[Requirements] Return each line containing "электроэнергетике".

(Collected data)

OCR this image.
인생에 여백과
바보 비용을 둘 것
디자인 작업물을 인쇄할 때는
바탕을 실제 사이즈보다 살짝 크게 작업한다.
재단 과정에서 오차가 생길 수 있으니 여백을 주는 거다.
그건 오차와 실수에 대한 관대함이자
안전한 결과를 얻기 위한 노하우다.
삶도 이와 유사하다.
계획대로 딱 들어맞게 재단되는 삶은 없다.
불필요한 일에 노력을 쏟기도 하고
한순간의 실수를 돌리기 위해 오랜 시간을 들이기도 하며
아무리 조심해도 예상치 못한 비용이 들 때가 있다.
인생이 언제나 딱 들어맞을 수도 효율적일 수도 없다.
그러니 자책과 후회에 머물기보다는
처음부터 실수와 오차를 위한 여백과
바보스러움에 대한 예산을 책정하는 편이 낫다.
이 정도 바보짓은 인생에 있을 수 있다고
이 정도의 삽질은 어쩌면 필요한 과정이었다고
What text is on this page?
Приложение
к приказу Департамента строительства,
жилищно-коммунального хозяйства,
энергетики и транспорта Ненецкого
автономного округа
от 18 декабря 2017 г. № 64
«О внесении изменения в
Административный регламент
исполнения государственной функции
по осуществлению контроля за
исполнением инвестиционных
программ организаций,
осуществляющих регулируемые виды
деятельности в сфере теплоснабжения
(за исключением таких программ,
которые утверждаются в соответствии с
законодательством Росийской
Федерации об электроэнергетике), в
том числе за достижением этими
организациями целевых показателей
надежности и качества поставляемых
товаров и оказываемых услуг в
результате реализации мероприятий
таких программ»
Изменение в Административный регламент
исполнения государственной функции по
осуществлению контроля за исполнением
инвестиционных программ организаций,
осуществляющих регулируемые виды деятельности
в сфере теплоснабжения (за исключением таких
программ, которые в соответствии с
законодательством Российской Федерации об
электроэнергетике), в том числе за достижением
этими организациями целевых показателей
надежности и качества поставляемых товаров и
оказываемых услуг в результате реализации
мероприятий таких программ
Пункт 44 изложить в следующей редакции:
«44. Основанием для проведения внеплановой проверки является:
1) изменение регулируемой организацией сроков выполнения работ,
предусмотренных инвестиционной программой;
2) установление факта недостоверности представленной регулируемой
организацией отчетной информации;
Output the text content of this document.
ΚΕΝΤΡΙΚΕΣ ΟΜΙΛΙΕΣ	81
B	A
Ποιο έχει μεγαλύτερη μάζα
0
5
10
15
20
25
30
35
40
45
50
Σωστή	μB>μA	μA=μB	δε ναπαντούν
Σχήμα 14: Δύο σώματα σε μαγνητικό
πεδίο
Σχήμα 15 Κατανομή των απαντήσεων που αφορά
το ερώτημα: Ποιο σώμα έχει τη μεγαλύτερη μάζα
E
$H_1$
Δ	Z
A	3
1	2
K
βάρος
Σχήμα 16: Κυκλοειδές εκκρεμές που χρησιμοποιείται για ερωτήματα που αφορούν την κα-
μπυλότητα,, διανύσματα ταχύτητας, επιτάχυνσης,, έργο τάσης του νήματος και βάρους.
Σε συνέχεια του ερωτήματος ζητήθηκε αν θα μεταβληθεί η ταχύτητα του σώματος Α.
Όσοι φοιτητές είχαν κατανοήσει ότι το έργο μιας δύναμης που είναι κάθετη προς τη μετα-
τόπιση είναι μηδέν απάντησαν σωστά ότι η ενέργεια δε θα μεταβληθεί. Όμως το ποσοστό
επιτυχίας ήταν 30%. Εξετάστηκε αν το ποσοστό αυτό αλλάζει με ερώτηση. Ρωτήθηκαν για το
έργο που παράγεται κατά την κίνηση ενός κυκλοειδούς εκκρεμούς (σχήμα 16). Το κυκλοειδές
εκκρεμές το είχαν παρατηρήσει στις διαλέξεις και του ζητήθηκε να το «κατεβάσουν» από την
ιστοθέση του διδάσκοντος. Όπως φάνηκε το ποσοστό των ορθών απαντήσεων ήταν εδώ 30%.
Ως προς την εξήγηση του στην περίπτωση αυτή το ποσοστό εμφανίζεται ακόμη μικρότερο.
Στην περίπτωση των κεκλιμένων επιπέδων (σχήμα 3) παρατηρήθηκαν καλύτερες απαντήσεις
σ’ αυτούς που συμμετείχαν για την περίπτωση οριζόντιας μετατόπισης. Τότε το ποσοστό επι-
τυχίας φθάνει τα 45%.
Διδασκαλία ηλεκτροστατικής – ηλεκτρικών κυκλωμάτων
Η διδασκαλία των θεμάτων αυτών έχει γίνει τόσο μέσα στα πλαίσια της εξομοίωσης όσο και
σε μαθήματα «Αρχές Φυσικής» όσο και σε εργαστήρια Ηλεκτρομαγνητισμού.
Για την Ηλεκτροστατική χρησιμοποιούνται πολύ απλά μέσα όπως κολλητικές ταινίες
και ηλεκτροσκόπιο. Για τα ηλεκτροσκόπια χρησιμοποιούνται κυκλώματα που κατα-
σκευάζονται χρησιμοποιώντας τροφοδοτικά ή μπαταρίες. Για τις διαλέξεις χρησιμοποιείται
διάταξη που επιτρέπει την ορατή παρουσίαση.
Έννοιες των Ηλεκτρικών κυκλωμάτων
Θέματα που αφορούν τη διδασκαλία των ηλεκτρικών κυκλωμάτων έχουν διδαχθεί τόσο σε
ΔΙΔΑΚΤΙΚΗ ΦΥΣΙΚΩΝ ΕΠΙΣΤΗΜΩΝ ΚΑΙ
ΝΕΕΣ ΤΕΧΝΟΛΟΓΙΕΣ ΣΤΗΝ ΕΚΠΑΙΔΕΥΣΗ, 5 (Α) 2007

[Result below]
Федерации об электроэнергетике), в
электроэнергетике), в том числе за достижением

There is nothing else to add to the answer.